Exercise goal:
Rewrite the rows from the start through the line containing "chevron-down-icon xyxy=(394,135,416,157)", swapping "Run a Play" for "Launch a Play" and leaving everything else untouched.

Dataset records:
════

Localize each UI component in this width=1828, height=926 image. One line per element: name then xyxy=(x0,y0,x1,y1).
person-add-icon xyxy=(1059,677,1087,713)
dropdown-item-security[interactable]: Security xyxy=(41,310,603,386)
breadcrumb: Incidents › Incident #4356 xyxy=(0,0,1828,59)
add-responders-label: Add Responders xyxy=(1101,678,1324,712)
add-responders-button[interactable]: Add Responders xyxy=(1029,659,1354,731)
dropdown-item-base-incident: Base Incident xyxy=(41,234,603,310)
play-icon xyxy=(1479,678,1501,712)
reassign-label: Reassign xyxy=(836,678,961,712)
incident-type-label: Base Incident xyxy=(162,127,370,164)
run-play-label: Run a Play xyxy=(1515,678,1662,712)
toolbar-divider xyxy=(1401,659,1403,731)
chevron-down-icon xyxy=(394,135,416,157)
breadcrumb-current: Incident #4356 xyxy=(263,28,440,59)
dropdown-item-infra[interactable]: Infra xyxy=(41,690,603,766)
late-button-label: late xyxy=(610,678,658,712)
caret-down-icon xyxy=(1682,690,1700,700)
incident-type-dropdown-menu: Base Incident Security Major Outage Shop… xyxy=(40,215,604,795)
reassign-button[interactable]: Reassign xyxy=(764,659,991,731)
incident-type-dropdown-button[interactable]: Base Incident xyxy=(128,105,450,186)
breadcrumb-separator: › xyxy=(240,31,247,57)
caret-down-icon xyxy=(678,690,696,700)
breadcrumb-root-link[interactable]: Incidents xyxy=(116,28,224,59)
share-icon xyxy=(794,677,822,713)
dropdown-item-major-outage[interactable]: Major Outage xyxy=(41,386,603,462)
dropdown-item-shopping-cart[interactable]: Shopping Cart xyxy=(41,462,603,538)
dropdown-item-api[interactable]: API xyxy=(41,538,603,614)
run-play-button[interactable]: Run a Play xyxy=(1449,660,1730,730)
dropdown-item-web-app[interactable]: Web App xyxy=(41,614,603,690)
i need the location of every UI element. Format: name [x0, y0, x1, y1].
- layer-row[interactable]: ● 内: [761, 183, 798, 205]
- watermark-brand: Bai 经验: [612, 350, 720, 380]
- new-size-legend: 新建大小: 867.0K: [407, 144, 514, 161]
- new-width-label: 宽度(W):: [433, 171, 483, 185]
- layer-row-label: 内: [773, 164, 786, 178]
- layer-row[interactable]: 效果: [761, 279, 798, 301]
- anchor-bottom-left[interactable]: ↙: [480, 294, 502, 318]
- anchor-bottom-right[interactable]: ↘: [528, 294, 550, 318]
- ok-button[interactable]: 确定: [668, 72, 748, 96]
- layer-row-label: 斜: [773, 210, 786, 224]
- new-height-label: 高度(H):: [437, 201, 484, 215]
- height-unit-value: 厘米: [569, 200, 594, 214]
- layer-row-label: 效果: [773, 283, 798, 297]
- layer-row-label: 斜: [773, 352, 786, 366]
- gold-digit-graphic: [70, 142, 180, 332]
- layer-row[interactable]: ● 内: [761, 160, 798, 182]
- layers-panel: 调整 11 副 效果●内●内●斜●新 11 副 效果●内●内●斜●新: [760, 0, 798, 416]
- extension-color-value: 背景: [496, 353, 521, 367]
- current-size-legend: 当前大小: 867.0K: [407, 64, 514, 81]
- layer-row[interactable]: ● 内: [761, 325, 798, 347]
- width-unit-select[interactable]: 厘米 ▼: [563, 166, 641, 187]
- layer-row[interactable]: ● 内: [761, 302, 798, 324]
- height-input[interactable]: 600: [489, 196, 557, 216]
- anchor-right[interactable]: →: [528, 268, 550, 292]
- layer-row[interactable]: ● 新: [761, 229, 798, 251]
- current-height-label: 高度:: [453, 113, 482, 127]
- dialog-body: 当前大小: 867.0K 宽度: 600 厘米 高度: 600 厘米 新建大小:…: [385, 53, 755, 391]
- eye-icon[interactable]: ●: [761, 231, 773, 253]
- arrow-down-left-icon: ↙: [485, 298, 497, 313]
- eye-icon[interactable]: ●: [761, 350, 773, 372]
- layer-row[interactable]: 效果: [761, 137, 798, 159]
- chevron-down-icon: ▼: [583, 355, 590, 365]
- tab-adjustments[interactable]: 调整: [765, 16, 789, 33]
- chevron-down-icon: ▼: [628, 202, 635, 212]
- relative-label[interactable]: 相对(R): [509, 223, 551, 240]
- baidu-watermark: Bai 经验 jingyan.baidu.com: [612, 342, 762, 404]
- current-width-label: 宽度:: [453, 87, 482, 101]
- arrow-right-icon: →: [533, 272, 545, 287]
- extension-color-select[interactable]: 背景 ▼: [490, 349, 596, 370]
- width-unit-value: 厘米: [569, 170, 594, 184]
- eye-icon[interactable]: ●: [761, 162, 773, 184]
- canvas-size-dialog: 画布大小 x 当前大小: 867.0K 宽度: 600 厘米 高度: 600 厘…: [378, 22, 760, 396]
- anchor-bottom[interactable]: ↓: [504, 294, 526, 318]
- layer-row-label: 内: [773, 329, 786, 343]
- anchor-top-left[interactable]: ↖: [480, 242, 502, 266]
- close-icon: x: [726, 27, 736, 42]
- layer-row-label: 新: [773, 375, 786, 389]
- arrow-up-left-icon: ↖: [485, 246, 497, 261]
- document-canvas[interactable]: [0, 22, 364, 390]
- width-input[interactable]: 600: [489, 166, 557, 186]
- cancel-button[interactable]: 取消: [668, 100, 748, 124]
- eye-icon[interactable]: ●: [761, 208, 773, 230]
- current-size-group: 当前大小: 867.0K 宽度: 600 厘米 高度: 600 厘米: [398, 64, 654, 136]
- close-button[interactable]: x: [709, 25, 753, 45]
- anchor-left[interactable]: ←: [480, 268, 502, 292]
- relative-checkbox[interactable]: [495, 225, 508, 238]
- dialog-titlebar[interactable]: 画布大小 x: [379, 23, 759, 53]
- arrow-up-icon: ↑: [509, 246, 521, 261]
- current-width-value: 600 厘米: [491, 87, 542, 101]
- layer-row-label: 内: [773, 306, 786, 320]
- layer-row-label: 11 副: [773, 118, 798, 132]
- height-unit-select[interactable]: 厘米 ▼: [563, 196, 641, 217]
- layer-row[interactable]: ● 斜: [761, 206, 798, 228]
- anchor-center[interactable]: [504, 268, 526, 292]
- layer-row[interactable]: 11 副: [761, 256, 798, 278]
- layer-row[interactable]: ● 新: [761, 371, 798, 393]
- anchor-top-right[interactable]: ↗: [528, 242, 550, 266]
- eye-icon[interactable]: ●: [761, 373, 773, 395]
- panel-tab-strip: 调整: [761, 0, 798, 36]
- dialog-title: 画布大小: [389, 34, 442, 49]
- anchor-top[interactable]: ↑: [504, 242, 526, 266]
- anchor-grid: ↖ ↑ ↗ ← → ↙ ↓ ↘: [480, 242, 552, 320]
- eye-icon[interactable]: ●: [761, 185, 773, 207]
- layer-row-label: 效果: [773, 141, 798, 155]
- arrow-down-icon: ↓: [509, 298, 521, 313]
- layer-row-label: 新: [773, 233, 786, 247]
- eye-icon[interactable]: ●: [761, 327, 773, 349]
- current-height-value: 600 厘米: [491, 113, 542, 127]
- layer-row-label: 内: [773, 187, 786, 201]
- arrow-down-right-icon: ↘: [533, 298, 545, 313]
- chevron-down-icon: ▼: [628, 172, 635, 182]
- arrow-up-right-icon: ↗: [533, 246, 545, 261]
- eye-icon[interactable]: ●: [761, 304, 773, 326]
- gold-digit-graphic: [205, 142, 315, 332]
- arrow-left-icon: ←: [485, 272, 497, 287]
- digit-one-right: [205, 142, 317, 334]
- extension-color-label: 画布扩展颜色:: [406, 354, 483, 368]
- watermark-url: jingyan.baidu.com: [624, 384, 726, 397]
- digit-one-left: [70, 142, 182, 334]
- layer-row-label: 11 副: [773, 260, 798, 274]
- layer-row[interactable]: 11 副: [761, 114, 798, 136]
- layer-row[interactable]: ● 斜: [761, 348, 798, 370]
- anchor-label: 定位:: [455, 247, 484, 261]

════

Exercise solution:
Localize each UI component in this width=1828, height=926 image. One line per element: name then xyxy=(x0,y0,x1,y1).
person-add-icon xyxy=(1059,677,1087,713)
dropdown-item-security[interactable]: Security xyxy=(41,310,603,386)
breadcrumb: Incidents › Incident #4356 xyxy=(0,0,1828,59)
add-responders-label: Add Responders xyxy=(1101,678,1324,712)
add-responders-button[interactable]: Add Responders xyxy=(1029,659,1354,731)
dropdown-item-base-incident: Base Incident xyxy=(41,234,603,310)
play-icon xyxy=(1479,678,1501,712)
reassign-label: Reassign xyxy=(836,678,961,712)
incident-type-label: Base Incident xyxy=(162,127,370,164)
run-play-label: Launch a Play xyxy=(1515,678,1662,712)
toolbar-divider xyxy=(1401,659,1403,731)
chevron-down-icon xyxy=(394,135,416,157)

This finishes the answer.